== PROBLEM STATEMENT ==
Records follow. Pull out every line that contains "يدفعوا".

Collected data
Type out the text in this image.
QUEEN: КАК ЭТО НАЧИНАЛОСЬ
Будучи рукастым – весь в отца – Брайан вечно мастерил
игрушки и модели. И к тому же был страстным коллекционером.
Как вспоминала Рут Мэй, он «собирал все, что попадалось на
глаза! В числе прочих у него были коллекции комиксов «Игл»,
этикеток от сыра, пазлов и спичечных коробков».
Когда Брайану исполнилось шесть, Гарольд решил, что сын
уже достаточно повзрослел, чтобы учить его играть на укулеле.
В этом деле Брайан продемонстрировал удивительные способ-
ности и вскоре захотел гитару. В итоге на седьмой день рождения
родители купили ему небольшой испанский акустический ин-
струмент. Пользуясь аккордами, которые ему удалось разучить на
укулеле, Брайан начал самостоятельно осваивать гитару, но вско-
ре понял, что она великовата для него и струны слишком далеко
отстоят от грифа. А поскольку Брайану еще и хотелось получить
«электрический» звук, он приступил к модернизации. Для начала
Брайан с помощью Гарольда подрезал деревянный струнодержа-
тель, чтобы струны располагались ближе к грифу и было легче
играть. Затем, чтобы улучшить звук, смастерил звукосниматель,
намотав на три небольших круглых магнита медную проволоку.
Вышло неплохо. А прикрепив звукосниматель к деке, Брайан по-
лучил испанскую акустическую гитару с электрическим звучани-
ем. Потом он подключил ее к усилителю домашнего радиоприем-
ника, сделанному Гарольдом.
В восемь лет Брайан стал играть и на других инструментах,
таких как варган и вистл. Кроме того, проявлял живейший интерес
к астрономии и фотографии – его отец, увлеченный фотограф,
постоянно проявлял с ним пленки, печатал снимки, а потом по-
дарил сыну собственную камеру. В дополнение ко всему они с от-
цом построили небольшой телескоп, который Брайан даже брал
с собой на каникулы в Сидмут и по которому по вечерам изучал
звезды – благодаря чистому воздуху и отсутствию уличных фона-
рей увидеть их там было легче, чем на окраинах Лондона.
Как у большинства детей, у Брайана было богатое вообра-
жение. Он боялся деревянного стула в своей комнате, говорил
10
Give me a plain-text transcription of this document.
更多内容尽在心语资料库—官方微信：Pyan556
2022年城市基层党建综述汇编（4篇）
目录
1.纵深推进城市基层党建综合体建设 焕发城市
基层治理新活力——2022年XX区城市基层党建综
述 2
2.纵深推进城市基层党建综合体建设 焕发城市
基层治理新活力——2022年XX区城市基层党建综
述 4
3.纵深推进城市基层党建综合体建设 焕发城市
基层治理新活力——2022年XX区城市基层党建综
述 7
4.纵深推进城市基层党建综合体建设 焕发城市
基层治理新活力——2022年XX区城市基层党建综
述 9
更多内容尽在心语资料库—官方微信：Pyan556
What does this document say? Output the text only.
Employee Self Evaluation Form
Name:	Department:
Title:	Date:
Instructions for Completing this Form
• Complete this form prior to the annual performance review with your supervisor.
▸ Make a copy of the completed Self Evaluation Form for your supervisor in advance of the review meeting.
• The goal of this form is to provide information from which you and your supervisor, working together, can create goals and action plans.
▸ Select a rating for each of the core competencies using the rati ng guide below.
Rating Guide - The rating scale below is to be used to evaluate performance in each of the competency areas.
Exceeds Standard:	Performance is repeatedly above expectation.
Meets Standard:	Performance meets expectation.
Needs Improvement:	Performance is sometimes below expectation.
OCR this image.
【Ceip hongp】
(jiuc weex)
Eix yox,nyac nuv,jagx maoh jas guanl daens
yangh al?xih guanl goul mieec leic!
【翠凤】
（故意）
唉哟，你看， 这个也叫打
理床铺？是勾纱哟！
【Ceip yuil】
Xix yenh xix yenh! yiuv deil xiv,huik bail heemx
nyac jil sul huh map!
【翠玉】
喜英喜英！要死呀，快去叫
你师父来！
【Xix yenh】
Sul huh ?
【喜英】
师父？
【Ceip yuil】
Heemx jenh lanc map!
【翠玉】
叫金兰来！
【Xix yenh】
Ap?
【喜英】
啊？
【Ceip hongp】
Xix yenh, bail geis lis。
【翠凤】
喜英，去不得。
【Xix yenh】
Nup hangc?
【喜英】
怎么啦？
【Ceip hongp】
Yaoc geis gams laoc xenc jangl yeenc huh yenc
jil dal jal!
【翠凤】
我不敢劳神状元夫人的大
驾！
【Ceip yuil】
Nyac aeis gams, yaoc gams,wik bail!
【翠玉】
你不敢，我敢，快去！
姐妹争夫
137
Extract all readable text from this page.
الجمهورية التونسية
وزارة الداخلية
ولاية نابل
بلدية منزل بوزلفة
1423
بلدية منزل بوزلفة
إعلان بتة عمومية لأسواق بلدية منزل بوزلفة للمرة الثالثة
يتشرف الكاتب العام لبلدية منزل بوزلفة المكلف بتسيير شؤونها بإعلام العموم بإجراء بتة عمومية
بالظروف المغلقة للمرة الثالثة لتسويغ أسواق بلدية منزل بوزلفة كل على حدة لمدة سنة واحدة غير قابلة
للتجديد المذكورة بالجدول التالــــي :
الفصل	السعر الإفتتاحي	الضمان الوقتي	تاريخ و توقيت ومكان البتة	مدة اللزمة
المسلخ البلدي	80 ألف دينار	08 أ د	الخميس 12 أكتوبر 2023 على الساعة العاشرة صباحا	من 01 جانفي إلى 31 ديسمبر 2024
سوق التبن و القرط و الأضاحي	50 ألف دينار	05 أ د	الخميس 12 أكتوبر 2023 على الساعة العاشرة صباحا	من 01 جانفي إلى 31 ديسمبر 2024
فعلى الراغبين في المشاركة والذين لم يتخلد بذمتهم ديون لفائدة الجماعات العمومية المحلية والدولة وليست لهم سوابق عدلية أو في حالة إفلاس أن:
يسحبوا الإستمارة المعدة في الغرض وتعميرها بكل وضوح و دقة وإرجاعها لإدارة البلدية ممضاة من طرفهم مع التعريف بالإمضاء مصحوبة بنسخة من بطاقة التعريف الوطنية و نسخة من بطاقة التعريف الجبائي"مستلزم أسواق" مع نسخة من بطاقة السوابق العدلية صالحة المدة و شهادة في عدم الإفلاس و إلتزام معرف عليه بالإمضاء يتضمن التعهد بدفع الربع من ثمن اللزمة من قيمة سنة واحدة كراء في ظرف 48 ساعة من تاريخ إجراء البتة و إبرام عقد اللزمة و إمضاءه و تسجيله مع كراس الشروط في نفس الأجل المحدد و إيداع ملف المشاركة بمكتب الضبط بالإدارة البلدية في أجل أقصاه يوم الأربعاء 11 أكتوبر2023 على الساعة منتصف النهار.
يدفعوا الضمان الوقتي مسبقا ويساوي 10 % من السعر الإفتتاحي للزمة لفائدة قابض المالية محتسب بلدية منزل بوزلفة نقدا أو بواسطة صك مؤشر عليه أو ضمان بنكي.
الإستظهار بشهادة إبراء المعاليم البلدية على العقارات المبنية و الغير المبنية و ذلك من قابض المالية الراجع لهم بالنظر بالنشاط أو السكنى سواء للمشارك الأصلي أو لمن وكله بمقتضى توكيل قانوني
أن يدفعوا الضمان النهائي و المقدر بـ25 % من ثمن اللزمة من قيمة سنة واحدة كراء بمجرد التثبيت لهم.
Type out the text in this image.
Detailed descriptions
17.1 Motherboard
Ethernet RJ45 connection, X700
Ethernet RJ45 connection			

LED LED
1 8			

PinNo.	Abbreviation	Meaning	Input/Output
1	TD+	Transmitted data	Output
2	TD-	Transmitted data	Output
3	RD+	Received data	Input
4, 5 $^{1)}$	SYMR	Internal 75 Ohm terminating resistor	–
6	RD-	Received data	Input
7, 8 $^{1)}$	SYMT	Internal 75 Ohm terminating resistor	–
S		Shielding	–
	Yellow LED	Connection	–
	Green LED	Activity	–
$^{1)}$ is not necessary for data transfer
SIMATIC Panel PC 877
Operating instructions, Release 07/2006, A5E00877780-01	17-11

== SOLUTION TO THIS EXERCISE ==
يدفعوا الضمان الوقتي مسبقا ويساوي 10 % من السعر الإفتتاحي للزمة لفائدة قابض المالية محتسب بلدية منزل بوزلفة نقدا أو بواسطة صك مؤشر عليه أو ضمان بنكي.
أن يدفعوا الضمان النهائي و المقدر بـ25 % من ثمن اللزمة من قيمة سنة واحدة كراء بمجرد التثبيت لهم.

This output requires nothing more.